* RECORDS FOR THIS EXERCISE
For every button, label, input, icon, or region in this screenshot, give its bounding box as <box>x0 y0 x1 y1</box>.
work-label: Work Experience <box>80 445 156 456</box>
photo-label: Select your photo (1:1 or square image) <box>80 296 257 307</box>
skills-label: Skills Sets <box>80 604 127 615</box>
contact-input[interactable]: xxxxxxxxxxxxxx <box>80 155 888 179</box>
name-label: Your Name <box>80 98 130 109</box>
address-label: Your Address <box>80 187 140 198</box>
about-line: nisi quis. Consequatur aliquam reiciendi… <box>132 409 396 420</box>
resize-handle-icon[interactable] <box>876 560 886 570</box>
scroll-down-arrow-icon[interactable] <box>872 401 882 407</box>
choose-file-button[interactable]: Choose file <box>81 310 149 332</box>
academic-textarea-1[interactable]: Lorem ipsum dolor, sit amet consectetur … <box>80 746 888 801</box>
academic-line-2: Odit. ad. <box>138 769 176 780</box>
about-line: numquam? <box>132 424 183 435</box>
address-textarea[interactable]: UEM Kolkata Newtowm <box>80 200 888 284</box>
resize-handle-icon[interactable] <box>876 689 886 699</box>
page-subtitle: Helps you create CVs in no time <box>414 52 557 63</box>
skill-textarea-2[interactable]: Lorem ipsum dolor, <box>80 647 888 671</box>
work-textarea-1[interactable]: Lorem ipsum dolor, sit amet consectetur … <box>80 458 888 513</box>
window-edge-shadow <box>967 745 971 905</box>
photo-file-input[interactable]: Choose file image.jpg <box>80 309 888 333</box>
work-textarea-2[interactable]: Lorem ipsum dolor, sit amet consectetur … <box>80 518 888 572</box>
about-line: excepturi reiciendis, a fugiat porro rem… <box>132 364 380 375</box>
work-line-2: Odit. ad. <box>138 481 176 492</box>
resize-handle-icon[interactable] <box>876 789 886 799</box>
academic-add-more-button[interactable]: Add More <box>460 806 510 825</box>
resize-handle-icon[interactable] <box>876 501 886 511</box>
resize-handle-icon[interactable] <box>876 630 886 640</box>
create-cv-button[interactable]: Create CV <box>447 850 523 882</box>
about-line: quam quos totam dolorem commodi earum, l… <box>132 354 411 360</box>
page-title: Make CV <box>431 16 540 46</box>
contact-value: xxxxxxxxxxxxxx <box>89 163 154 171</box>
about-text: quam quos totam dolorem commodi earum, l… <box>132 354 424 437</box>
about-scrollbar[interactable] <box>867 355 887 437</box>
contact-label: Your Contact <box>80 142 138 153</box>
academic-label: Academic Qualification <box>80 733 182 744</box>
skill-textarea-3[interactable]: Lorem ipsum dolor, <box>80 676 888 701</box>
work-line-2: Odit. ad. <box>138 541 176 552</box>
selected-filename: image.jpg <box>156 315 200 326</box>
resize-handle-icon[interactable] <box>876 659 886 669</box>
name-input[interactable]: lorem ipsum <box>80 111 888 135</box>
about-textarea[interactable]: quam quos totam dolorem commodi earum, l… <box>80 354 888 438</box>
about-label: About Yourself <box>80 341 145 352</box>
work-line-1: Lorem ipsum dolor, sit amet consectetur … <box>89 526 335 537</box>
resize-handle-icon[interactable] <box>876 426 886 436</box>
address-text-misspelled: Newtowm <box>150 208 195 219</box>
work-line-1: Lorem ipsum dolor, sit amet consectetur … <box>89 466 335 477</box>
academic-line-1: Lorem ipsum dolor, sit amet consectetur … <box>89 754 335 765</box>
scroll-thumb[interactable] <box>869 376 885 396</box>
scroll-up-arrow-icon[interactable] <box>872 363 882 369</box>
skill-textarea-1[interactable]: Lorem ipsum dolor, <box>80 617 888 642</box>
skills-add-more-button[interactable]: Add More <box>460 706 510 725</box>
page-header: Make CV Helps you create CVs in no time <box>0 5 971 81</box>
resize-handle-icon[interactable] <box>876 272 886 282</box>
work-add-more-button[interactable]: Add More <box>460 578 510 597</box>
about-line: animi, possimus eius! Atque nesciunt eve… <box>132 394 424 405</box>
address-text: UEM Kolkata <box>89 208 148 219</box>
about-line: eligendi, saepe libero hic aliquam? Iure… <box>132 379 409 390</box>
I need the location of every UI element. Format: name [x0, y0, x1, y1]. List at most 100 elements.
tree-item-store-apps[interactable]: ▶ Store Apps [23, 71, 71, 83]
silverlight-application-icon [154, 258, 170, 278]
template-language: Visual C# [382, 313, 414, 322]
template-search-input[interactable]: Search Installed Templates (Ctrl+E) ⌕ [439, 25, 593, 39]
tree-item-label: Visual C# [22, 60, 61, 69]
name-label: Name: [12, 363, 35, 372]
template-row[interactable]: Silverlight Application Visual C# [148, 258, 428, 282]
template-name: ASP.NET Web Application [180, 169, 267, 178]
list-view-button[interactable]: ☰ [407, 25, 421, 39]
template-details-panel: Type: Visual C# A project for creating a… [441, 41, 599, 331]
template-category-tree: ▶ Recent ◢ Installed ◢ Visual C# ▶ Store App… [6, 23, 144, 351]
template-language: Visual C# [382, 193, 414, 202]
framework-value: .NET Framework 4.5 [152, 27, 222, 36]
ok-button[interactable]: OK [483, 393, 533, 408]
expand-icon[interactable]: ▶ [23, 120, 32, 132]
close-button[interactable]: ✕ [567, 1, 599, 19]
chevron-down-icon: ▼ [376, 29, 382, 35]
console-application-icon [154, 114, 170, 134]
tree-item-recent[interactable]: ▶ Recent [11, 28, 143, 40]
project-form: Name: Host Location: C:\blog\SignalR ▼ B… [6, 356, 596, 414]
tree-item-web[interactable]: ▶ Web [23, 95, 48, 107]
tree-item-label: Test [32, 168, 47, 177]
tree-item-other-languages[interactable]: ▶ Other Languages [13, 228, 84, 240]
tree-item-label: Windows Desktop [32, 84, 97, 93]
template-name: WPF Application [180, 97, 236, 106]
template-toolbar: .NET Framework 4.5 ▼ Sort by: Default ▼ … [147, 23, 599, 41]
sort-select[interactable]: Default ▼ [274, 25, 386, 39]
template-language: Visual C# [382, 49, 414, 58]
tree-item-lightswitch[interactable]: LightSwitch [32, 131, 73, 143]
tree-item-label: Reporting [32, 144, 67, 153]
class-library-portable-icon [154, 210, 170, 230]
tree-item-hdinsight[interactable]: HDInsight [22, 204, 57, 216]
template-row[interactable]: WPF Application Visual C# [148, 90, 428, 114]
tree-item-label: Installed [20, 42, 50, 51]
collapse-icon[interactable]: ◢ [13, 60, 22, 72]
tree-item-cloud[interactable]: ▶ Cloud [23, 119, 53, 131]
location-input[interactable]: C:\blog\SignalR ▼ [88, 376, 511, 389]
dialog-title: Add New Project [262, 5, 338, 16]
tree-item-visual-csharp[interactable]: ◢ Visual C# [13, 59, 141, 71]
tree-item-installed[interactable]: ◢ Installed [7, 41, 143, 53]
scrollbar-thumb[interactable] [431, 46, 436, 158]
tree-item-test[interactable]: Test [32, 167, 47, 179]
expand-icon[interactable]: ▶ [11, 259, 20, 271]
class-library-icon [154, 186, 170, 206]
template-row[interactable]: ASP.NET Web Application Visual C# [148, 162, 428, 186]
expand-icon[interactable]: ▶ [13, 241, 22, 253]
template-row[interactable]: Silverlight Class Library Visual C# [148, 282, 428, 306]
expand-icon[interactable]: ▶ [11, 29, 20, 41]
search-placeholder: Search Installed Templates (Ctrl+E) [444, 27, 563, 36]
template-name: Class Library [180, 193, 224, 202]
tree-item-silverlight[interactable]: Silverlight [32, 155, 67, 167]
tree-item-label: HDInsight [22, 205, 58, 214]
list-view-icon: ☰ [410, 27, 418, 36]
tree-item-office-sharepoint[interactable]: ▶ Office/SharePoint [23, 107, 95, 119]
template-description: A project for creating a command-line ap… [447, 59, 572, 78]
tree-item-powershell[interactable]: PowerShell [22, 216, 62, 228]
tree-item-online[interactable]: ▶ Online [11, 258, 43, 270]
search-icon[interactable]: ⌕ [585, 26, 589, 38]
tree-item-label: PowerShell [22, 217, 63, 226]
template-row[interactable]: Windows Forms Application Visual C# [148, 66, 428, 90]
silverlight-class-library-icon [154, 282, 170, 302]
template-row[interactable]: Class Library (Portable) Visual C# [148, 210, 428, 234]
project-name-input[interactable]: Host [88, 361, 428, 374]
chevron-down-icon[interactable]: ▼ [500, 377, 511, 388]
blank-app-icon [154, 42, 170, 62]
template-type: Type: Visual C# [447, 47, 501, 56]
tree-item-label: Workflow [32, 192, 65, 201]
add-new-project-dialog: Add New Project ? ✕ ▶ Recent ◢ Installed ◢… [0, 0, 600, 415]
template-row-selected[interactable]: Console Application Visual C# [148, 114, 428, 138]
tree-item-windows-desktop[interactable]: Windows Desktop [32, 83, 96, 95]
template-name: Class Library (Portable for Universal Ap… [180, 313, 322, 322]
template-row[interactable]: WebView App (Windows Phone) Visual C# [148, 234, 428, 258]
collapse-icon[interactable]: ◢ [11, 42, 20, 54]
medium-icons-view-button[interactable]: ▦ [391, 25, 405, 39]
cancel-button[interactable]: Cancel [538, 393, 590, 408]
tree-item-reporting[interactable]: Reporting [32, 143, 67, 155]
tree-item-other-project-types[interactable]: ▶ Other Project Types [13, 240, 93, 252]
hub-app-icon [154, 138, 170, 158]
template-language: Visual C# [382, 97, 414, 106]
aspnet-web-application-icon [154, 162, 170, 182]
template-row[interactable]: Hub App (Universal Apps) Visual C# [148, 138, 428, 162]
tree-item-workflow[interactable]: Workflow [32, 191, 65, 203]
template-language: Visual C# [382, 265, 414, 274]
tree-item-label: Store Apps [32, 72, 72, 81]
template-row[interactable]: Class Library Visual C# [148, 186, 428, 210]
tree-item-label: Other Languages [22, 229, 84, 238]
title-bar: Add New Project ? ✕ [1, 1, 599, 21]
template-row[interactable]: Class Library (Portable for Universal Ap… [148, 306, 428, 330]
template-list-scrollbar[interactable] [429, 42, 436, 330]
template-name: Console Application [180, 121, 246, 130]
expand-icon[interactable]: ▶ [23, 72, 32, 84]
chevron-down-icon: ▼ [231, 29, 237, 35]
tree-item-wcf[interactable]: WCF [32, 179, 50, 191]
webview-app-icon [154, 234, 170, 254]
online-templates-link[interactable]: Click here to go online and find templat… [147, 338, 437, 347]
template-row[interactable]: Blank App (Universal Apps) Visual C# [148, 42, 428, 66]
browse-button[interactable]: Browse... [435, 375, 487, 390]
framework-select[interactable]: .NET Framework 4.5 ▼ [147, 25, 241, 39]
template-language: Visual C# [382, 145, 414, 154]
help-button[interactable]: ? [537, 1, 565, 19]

* WHAT IS NEEDED
Take the lines from the start of the entries through the line that contains "academic-textarea-1[interactable]: Lorem ipsum", and write them out again with "Work Experience" swapped for "Employment History". Leave everything else unchanged.

* COMPLETED TASK
For every button, label, input, icon, or region in this screenshot, give its bounding box as <box>x0 y0 x1 y1</box>.
work-label: Employment History <box>80 445 156 456</box>
photo-label: Select your photo (1:1 or square image) <box>80 296 257 307</box>
skills-label: Skills Sets <box>80 604 127 615</box>
contact-input[interactable]: xxxxxxxxxxxxxx <box>80 155 888 179</box>
name-label: Your Name <box>80 98 130 109</box>
address-label: Your Address <box>80 187 140 198</box>
about-line: nisi quis. Consequatur aliquam reiciendi… <box>132 409 396 420</box>
resize-handle-icon[interactable] <box>876 560 886 570</box>
scroll-down-arrow-icon[interactable] <box>872 401 882 407</box>
choose-file-button[interactable]: Choose file <box>81 310 149 332</box>
academic-textarea-1[interactable]: Lorem ipsum dolor, sit amet consectetur … <box>80 746 888 801</box>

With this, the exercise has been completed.